═════ EXTRACTED ENTRIES ═════

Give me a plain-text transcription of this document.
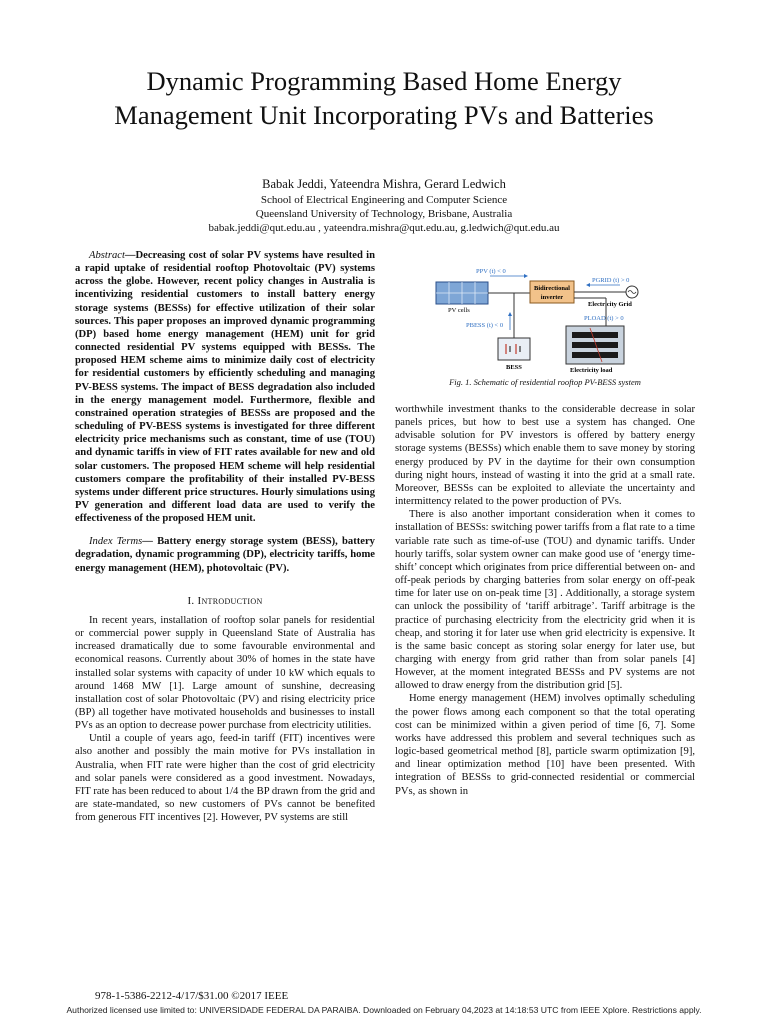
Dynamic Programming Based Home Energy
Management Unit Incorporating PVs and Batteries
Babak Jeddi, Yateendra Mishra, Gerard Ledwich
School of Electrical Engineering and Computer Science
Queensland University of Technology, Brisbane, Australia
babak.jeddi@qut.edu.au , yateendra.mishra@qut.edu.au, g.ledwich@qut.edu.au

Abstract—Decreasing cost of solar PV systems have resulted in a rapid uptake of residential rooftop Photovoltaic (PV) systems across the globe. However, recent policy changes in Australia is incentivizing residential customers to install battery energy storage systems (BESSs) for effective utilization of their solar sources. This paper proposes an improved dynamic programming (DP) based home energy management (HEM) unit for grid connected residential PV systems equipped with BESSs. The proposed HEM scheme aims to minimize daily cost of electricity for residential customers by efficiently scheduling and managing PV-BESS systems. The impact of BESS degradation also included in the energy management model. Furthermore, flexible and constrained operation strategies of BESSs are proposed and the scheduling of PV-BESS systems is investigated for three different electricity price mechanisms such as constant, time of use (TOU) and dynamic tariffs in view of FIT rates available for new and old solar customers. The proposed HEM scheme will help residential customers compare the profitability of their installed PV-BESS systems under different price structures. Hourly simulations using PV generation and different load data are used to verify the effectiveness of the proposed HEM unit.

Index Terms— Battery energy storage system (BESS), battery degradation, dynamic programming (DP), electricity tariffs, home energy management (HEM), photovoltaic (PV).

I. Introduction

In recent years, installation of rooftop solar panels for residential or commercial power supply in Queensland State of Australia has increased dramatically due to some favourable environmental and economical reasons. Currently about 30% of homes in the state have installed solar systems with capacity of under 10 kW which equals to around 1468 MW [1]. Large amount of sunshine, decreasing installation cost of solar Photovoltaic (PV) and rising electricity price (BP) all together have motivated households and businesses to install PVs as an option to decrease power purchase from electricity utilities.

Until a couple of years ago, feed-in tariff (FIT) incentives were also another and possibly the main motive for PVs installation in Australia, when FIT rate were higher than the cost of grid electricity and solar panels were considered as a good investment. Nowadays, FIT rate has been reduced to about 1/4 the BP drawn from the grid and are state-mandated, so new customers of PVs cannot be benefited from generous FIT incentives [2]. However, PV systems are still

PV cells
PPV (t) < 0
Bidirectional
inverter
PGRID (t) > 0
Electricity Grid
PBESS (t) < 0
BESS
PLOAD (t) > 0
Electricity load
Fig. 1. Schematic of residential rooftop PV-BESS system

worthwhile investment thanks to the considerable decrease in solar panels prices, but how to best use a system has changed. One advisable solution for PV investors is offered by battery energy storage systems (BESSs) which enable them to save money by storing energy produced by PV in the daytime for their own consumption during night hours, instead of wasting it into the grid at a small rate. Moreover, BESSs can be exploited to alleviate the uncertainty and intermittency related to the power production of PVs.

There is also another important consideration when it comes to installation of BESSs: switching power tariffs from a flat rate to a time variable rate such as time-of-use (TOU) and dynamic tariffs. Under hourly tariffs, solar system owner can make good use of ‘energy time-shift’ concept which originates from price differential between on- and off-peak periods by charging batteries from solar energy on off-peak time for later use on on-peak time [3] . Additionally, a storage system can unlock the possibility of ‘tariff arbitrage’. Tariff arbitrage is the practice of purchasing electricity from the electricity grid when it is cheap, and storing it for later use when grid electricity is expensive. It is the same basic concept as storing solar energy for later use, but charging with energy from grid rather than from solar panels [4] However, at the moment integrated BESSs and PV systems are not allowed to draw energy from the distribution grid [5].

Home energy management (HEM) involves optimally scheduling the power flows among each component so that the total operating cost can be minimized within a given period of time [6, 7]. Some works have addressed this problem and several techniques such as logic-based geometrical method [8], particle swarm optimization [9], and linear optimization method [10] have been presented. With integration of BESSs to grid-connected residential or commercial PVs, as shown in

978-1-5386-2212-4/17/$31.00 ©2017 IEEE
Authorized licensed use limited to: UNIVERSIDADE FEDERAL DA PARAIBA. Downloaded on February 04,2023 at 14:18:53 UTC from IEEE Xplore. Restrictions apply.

═════
═════ EXTRACTED ENTRIES ═════

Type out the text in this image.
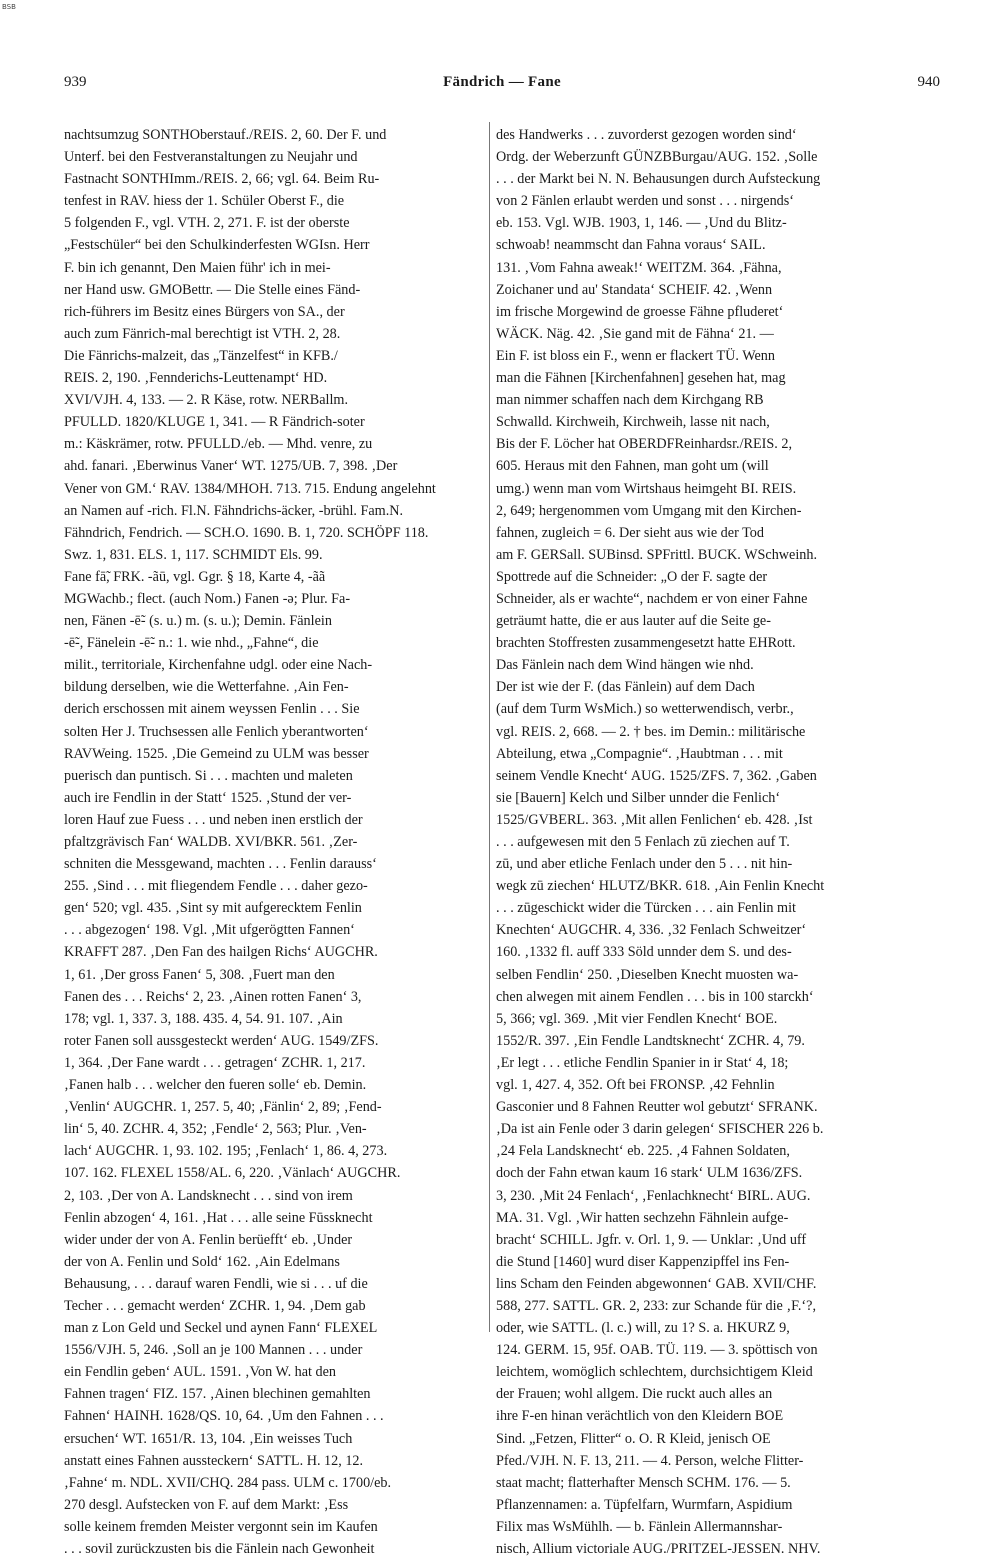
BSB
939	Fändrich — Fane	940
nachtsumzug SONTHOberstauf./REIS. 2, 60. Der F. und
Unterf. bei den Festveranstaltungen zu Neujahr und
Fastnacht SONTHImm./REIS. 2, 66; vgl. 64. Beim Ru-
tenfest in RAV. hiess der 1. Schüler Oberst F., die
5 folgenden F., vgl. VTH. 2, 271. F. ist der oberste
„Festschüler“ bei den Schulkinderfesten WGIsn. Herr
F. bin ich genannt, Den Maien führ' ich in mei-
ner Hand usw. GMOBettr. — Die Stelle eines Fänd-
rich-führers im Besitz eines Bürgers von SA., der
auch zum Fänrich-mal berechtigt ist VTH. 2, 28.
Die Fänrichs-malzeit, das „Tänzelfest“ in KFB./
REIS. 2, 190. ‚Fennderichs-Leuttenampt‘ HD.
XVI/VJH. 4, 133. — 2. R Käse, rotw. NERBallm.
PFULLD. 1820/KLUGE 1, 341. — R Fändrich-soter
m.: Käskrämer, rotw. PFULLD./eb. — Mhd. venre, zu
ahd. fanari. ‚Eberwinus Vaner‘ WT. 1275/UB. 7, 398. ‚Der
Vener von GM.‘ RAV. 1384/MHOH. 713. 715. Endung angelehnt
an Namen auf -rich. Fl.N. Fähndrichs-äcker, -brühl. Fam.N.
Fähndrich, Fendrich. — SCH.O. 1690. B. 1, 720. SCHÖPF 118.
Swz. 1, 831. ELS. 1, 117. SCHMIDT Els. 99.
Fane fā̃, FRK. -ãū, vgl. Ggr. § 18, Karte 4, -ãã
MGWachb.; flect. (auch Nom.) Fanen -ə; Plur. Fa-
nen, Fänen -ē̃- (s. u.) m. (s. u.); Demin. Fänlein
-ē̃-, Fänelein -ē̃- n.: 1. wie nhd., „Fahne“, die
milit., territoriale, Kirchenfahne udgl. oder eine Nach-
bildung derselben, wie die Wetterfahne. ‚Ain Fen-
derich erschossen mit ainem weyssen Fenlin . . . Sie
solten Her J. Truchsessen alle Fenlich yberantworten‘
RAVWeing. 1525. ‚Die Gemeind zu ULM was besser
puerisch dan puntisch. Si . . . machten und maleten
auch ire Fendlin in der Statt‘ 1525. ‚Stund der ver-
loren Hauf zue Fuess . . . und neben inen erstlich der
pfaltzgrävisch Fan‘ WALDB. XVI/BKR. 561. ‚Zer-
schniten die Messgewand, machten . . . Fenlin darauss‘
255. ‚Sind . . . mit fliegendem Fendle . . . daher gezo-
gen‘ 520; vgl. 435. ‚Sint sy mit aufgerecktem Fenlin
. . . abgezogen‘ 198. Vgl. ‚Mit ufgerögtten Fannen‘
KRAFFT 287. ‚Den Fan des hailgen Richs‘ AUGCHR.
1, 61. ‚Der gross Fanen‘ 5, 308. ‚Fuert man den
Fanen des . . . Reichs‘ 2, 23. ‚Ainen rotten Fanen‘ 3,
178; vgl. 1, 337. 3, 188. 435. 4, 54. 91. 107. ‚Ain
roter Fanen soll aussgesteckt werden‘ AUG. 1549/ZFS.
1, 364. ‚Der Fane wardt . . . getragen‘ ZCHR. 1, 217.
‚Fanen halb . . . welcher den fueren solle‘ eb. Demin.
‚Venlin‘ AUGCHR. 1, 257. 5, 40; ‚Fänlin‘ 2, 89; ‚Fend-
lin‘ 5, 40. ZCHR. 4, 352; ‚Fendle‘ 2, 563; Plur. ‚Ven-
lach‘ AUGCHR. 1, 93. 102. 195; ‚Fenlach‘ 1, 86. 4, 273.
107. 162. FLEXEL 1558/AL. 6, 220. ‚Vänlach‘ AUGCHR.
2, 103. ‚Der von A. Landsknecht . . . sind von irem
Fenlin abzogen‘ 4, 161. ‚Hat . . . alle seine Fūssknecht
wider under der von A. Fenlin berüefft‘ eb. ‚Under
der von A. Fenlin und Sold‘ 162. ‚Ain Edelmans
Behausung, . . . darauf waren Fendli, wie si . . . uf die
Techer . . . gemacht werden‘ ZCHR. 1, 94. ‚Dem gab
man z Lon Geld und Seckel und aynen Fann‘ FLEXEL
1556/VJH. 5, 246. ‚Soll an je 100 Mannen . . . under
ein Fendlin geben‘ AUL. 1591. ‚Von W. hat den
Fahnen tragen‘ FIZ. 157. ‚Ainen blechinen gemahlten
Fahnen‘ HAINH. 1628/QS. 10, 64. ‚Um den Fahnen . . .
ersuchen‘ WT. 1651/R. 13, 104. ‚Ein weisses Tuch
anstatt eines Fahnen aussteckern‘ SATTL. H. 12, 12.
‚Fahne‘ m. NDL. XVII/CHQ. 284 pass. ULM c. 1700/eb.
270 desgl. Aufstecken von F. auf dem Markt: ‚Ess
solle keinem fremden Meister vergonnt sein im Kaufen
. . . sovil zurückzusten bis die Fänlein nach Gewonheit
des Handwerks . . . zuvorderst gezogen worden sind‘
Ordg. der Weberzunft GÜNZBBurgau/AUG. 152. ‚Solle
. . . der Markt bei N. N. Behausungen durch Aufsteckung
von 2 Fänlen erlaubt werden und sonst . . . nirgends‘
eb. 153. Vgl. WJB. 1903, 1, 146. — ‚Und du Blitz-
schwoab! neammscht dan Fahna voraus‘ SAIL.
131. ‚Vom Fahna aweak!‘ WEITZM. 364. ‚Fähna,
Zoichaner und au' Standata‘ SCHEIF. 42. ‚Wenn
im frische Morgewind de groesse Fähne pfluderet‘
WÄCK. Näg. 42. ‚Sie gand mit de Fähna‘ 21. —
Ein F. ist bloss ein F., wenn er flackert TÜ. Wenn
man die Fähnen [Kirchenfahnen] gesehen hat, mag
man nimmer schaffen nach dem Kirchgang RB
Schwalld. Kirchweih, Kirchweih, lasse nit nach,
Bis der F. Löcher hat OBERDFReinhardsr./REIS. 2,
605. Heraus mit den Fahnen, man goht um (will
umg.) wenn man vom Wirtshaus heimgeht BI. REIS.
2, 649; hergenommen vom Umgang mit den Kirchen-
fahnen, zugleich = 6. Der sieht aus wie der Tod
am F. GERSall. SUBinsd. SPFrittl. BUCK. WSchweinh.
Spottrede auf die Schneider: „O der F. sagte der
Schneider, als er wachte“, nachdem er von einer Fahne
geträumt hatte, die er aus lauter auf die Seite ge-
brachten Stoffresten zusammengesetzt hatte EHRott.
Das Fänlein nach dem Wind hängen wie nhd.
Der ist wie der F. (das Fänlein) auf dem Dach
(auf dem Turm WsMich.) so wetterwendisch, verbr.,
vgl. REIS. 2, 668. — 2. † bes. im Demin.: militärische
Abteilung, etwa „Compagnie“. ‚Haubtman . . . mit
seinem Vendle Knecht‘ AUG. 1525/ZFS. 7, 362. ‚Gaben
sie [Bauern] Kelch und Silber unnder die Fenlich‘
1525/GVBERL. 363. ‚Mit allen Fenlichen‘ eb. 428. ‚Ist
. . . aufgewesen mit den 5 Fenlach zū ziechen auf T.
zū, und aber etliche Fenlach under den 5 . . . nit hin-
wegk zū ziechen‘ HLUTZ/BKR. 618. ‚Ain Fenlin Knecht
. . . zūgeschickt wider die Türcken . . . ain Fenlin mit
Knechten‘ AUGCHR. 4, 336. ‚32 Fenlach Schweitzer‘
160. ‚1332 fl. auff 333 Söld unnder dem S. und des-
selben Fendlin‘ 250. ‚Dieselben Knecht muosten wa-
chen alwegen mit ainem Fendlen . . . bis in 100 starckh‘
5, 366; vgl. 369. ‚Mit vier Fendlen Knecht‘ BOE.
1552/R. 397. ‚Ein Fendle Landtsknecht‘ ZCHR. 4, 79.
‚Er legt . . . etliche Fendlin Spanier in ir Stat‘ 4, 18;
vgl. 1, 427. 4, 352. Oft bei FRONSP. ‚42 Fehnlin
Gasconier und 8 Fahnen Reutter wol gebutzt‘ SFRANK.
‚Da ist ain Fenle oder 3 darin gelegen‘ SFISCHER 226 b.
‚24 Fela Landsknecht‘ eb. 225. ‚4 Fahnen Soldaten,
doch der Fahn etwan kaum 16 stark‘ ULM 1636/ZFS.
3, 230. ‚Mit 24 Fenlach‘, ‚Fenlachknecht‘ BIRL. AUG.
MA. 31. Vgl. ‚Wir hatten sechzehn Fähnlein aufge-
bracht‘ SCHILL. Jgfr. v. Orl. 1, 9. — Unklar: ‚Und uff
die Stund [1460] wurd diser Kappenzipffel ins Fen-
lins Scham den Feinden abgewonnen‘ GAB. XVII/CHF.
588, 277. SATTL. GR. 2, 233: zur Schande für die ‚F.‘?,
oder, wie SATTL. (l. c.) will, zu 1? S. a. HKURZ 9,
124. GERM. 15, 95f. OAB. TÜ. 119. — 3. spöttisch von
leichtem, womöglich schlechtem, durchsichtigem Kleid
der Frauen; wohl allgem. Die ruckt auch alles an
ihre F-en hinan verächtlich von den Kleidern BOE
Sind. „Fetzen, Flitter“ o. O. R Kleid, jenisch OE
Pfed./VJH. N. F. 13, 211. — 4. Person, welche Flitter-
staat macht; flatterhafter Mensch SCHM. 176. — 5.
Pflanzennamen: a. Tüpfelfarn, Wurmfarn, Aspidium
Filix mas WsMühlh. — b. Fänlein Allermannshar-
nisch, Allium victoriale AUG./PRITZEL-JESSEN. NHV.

═════

## TASK DETAILS
Using the records above, work out the number of lines that contain "Fanen" and write only that number.

## TASK RESPONSE
5